■ What the exercise asks ■
Take every line where the string "services" appears and copy it.

■ Exercise data ■
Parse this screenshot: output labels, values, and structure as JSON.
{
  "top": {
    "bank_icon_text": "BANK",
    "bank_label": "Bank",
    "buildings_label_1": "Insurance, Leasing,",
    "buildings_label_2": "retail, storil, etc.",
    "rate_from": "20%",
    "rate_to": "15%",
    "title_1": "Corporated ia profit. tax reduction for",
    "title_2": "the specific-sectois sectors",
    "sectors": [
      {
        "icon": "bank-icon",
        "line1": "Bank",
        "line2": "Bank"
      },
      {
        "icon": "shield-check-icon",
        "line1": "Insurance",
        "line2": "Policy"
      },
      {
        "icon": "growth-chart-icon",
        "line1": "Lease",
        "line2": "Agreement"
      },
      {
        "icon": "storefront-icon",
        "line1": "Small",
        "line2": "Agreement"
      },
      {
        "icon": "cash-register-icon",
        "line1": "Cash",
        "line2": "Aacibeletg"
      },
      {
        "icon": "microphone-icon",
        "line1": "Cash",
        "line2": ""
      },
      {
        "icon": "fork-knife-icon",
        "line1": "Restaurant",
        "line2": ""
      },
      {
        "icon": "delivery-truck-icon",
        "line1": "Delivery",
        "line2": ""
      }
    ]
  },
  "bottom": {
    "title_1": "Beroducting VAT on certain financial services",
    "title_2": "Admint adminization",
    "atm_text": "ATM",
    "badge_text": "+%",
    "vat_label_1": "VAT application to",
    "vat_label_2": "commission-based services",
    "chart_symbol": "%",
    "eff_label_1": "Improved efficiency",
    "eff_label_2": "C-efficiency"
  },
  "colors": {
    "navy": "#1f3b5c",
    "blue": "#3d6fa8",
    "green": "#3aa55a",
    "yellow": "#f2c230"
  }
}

■ Result ■
    "title_1": "Beroducting VAT on certain financial services",
    "vat_label_2": "commission-based services",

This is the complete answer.